§ GIVEN TASK 1: Please reproduce the part of the entry about writing a novel starting at "Sorry there was" and ending at "hidden-away, personal treasures.", word for word.

§ PAGE:
>> start

Continuing the Subject

Sorry there was no entry last week: I’ve been writing a novel. Or should I say, I started to write a novel. Over the course of a few days, I wrote an industrious seven thousand words or so, most of them brutally honest and downright worrying. It of course isn’t my place to reveal other people’s secrets, and I have no intention of doing so. However, I don’t think I am quite ready yet to totally discharge my own hidden-away, personal treasures.
Sometimes it really is just better to shut up than say anything at all. But on the other hand, if you keep pressing a point, you will receive dividends. There is a degree of overkill on this matter when you are writing anything autobiographical. There are a few events which need explaining, but I am not sure if I even really want to write about it.
The problem with writing about recent life events is that most of them haven’t reach a satisfactory conclusion yey, so you don’t know how things are going to pan out. What angle of approach do you adopt to something which unresolved and possibly volatile? Maybe at the time, actions and events seem quite sensible, almost witty. But in the dry aftermath, I find myself slightly nervous about the forthcoming reaction to my intentions.
Up until the actual point of execution, you felt quite confident about matters. But if you left the scene open, then you feel unready and uneasy about committing it to paper.

>> end

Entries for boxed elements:
>> start

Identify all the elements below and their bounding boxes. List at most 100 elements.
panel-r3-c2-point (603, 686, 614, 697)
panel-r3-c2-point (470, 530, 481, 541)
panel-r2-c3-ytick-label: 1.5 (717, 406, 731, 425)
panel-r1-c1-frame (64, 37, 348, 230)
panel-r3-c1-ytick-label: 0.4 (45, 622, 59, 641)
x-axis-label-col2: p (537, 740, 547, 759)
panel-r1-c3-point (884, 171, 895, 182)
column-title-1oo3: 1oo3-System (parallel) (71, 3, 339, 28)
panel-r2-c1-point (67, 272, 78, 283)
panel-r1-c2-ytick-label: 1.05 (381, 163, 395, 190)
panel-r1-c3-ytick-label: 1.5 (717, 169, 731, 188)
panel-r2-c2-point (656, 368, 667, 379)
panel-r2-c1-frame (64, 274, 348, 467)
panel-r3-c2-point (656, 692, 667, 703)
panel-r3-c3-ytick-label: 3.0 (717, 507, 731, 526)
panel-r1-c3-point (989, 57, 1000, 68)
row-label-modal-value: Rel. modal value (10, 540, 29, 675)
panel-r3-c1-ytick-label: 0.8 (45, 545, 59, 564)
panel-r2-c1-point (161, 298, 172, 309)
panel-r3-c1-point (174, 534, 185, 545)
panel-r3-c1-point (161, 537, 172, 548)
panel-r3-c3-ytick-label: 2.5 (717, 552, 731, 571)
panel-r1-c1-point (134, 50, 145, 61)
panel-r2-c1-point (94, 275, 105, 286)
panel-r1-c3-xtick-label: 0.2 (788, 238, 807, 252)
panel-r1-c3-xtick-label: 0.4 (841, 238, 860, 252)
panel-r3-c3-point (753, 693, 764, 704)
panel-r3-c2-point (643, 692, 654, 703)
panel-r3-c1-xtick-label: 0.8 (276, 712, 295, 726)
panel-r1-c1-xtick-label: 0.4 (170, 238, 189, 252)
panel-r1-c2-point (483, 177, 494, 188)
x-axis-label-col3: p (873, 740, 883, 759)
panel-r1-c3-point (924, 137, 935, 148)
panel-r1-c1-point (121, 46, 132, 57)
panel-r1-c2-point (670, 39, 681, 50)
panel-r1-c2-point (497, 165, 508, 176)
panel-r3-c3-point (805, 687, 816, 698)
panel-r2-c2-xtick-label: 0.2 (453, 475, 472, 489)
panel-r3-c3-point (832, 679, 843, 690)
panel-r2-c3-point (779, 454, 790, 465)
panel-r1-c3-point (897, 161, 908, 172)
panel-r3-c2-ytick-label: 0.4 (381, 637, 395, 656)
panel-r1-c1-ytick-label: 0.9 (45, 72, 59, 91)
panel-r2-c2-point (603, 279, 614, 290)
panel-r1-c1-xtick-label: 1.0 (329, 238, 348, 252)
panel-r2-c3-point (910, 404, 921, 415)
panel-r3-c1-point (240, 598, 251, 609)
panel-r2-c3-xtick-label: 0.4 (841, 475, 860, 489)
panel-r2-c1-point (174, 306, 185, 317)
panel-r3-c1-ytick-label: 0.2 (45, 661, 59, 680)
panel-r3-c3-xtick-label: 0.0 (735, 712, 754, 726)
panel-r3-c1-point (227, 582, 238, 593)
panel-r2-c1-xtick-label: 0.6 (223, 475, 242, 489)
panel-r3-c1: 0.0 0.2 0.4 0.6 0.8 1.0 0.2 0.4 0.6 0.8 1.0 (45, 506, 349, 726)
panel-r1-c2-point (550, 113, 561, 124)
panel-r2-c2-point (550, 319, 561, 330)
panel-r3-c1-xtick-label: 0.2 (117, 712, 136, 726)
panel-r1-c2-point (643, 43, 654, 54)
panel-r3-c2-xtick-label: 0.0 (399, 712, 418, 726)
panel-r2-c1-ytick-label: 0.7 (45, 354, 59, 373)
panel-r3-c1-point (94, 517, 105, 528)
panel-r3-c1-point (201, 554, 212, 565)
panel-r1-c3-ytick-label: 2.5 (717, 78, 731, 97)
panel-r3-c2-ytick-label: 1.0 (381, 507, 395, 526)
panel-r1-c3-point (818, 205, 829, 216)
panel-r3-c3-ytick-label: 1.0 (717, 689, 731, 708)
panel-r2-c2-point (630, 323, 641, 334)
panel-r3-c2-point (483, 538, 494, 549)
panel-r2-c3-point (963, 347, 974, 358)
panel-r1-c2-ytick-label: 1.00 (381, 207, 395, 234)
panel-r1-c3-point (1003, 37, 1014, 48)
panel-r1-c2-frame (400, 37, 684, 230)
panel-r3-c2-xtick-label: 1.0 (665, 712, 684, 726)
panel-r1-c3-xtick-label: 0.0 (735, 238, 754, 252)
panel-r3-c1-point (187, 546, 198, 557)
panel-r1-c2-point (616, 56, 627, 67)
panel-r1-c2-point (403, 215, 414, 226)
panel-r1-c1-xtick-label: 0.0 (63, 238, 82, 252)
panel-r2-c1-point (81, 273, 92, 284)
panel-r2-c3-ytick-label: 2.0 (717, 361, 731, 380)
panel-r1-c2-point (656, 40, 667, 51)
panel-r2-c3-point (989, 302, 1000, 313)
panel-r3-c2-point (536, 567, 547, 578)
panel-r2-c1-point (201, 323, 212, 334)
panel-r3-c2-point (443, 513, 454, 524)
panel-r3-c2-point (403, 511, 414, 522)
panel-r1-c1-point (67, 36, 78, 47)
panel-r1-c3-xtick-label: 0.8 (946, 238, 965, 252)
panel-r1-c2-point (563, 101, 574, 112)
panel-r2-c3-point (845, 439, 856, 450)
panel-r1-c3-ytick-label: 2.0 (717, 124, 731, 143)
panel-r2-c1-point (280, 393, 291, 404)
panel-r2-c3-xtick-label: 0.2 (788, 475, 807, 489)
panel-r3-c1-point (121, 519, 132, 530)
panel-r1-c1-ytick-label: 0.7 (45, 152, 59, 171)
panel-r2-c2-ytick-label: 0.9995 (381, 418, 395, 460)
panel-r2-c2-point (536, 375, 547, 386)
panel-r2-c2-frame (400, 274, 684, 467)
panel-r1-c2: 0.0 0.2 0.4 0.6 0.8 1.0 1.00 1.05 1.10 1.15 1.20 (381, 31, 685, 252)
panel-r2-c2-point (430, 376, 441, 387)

>> end

§ GIVEN TASK 2: Transcribe the listing starting at its first line and ending at the line that contains "panel-r3-c3-point (753, 693, 764, 704)", with that line included.

§ EXPECTED OUTPUT 1:
Sorry there was no entry last week: I’ve been writing a novel. Or should I say, I started to write a novel. Over the course of a few days, I wrote an industrious seven thousand words or so, most of them brutally honest and downright worrying. It of course isn’t my place to reveal other people’s secrets, and I have no intention of doing so. However, I don’t think I am quite ready yet to totally discharge my own hidden-away, personal treasures.

§ EXPECTED OUTPUT 2:
Identify all the elements below and their bounding boxes. List at most 100 elements.
panel-r3-c2-point (603, 686, 614, 697)
panel-r3-c2-point (470, 530, 481, 541)
panel-r2-c3-ytick-label: 1.5 (717, 406, 731, 425)
panel-r1-c1-frame (64, 37, 348, 230)
panel-r3-c1-ytick-label: 0.4 (45, 622, 59, 641)
x-axis-label-col2: p (537, 740, 547, 759)
panel-r1-c3-point (884, 171, 895, 182)
column-title-1oo3: 1oo3-System (parallel) (71, 3, 339, 28)
panel-r2-c1-point (67, 272, 78, 283)
panel-r1-c2-ytick-label: 1.05 (381, 163, 395, 190)
panel-r1-c3-ytick-label: 1.5 (717, 169, 731, 188)
panel-r2-c2-point (656, 368, 667, 379)
panel-r2-c1-frame (64, 274, 348, 467)
panel-r3-c2-point (656, 692, 667, 703)
panel-r3-c3-ytick-label: 3.0 (717, 507, 731, 526)
panel-r1-c3-point (989, 57, 1000, 68)
row-label-modal-value: Rel. modal value (10, 540, 29, 675)
panel-r3-c1-ytick-label: 0.8 (45, 545, 59, 564)
panel-r2-c1-point (161, 298, 172, 309)
panel-r3-c1-point (174, 534, 185, 545)
panel-r3-c1-point (161, 537, 172, 548)
panel-r3-c3-ytick-label: 2.5 (717, 552, 731, 571)
panel-r1-c1-point (134, 50, 145, 61)
panel-r2-c1-point (94, 275, 105, 286)
panel-r1-c3-xtick-label: 0.2 (788, 238, 807, 252)
panel-r1-c3-xtick-label: 0.4 (841, 238, 860, 252)
panel-r3-c3-point (753, 693, 764, 704)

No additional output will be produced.